Repeat each line of the material below exactly as it appears, minus any pictures.
** Start of Input data **
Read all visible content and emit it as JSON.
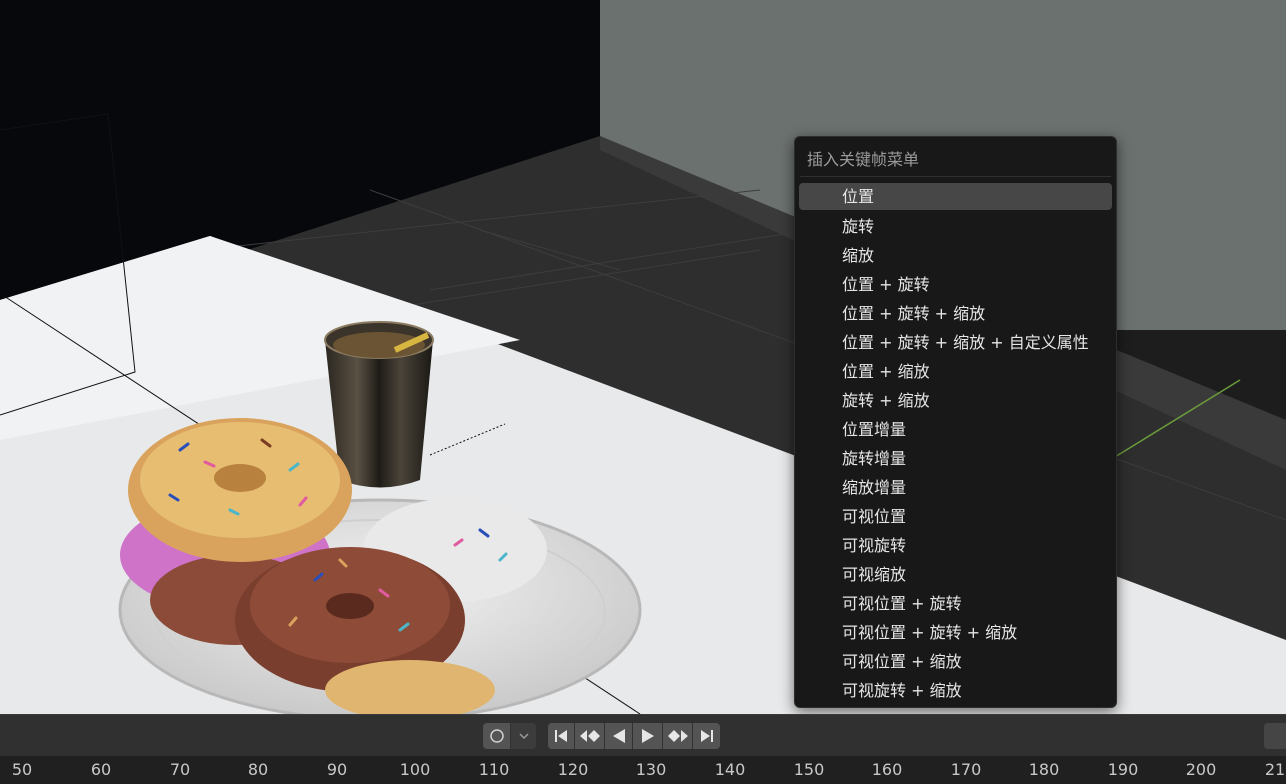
{
  "menu": {
    "title": "插入关键帧菜单",
    "items": [
      {
        "label": "位置"
      },
      {
        "label": "旋转"
      },
      {
        "label": "缩放"
      },
      {
        "label": "位置 + 旋转"
      },
      {
        "label": "位置 + 旋转 + 缩放"
      },
      {
        "label": "位置 + 旋转 + 缩放 + 自定义属性"
      },
      {
        "label": "位置 + 缩放"
      },
      {
        "label": "旋转 + 缩放"
      },
      {
        "label": "位置增量"
      },
      {
        "label": "旋转增量"
      },
      {
        "label": "缩放增量"
      },
      {
        "label": "可视位置"
      },
      {
        "label": "可视旋转"
      },
      {
        "label": "可视缩放"
      },
      {
        "label": "可视位置 + 旋转"
      },
      {
        "label": "可视位置 + 旋转 + 缩放"
      },
      {
        "label": "可视位置 + 缩放"
      },
      {
        "label": "可视旋转 + 缩放"
      }
    ],
    "active_index": 0
  },
  "timeline": {
    "ruler_ticks": [
      "50",
      "60",
      "70",
      "80",
      "90",
      "100",
      "110",
      "120",
      "130",
      "140",
      "150",
      "160",
      "170",
      "180",
      "190",
      "200",
      "21"
    ],
    "playback_icons": [
      "record-keying-icon",
      "keying-dropdown-icon",
      "jump-start-icon",
      "prev-keyframe-icon",
      "play-reverse-icon",
      "play-icon",
      "next-keyframe-icon",
      "jump-end-icon"
    ]
  },
  "colors": {
    "menu_bg": "#181818",
    "menu_active": "#474747",
    "timeline_bg": "#303030",
    "button_bg": "#545454"
  }
}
** End of Input data **
■ The result
Read all visible content and emit it as JSON.
{
  "menu": {
    "title": "插入关键帧菜单",
    "items": [
      {
        "label": "位置"
      },
      {
        "label": "旋转"
      },
      {
        "label": "缩放"
      },
      {
        "label": "位置 + 旋转"
      },
      {
        "label": "位置 + 旋转 + 缩放"
      },
      {
        "label": "位置 + 旋转 + 缩放 + 自定义属性"
      },
      {
        "label": "位置 + 缩放"
      },
      {
        "label": "旋转 + 缩放"
      },
      {
        "label": "位置增量"
      },
      {
        "label": "旋转增量"
      },
      {
        "label": "缩放增量"
      },
      {
        "label": "可视位置"
      },
      {
        "label": "可视旋转"
      },
      {
        "label": "可视缩放"
      },
      {
        "label": "可视位置 + 旋转"
      },
      {
        "label": "可视位置 + 旋转 + 缩放"
      },
      {
        "label": "可视位置 + 缩放"
      },
      {
        "label": "可视旋转 + 缩放"
      }
    ],
    "active_index": 0
  },
  "timeline": {
    "ruler_ticks": [
      "50",
      "60",
      "70",
      "80",
      "90",
      "100",
      "110",
      "120",
      "130",
      "140",
      "150",
      "160",
      "170",
      "180",
      "190",
      "200",
      "21"
    ],
    "playback_icons": [
      "record-keying-icon",
      "keying-dropdown-icon",
      "jump-start-icon",
      "prev-keyframe-icon",
      "play-reverse-icon",
      "play-icon",
      "next-keyframe-icon",
      "jump-end-icon"
    ]
  },
  "colors": {
    "menu_bg": "#181818",
    "menu_active": "#474747",
    "timeline_bg": "#303030",
    "button_bg": "#545454"
  }
}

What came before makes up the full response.